Using the entries that follow, count the lines containing the word "dire" and give that number by itself.

* Material provided:
---+---
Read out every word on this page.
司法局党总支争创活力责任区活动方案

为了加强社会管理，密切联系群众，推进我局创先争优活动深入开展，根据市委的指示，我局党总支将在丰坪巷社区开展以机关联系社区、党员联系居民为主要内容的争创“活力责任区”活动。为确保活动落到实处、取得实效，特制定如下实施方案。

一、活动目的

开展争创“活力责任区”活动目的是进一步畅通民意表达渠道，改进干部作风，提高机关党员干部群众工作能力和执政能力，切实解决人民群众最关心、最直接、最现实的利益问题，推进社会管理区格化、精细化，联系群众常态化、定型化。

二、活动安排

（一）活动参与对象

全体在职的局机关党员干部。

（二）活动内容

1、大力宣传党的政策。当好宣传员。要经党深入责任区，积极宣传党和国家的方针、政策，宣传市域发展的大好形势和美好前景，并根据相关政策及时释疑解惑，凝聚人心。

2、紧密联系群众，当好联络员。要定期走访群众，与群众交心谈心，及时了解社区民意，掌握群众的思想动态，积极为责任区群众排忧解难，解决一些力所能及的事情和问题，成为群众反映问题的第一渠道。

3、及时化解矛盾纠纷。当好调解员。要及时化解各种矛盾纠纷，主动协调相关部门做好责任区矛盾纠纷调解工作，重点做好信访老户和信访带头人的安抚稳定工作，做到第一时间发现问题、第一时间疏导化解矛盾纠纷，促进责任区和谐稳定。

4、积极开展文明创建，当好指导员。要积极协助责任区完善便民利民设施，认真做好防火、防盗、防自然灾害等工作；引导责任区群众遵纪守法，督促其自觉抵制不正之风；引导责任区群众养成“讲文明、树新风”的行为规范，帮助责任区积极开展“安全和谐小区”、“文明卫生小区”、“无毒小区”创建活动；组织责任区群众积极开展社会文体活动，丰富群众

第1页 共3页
---+---
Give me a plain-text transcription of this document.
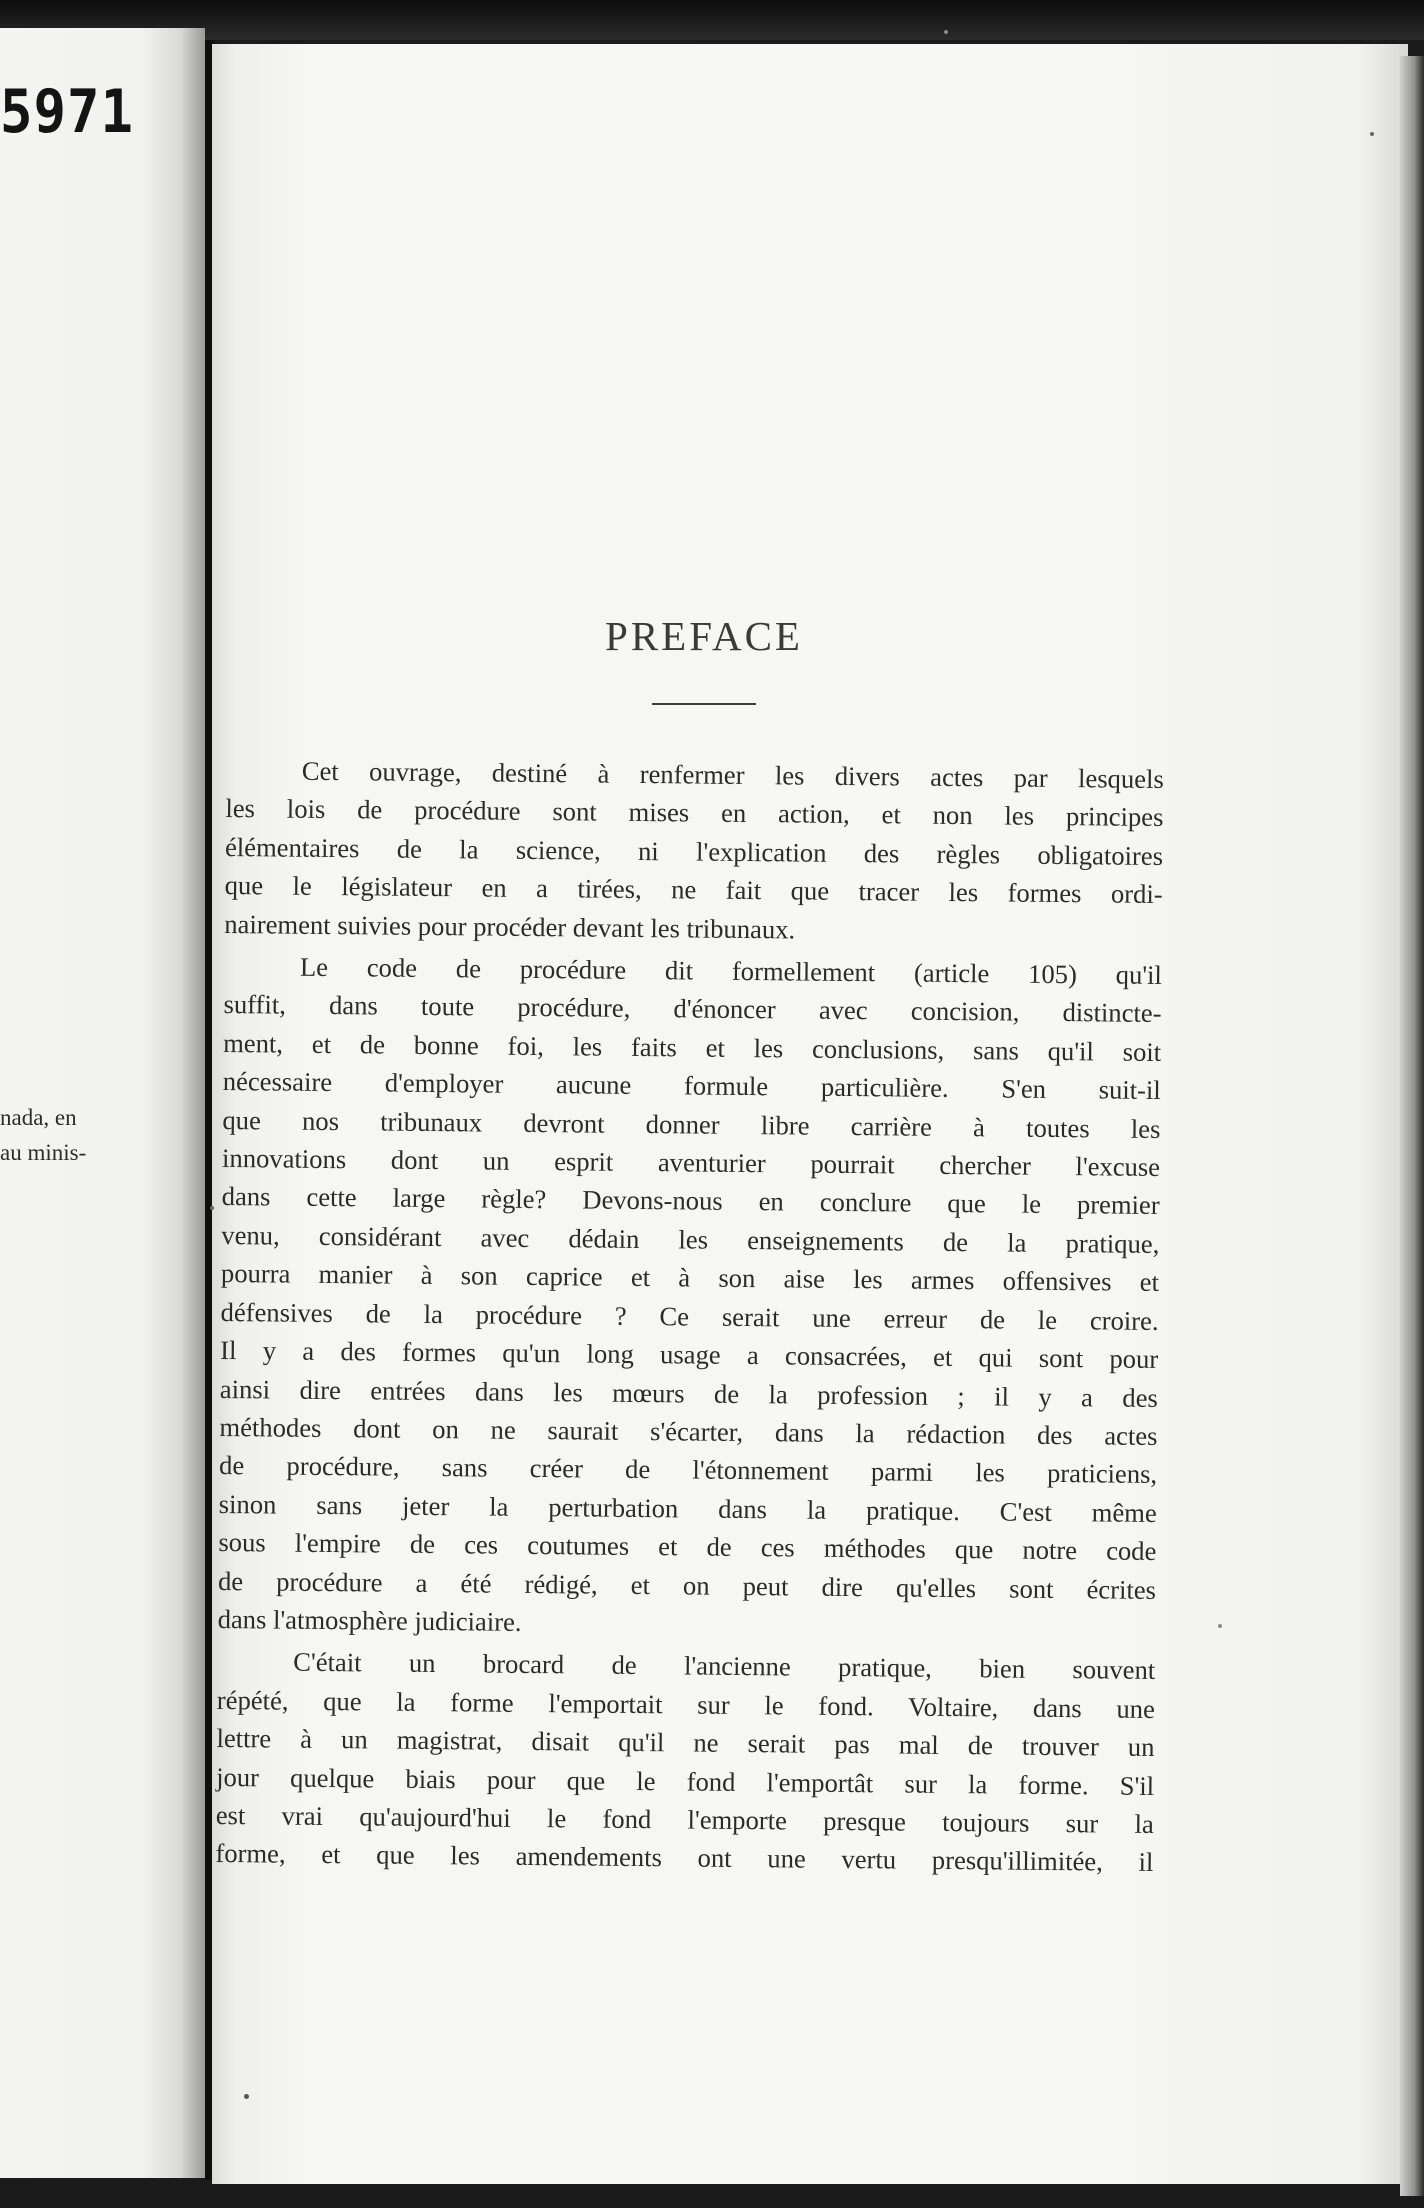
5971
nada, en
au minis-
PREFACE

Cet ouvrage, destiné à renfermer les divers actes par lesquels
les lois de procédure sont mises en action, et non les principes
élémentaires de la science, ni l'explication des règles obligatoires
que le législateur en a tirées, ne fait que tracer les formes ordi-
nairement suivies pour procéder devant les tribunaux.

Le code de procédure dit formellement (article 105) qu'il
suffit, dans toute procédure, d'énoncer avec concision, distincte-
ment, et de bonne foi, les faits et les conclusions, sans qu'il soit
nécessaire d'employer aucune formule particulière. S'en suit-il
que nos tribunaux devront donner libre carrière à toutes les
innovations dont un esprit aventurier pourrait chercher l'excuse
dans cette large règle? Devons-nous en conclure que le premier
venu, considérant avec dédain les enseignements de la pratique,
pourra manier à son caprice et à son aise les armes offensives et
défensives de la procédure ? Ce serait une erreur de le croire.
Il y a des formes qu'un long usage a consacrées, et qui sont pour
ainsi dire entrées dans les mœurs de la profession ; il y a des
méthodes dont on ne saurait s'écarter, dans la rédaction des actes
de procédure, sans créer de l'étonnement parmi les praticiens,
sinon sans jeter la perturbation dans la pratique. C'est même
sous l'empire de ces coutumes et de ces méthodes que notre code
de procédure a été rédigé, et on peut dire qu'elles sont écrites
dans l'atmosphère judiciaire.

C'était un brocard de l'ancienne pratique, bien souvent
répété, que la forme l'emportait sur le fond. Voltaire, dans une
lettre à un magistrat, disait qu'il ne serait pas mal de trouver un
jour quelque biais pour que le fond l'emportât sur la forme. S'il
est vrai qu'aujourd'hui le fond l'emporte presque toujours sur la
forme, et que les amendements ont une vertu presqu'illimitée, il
---+---
* Full solution: 2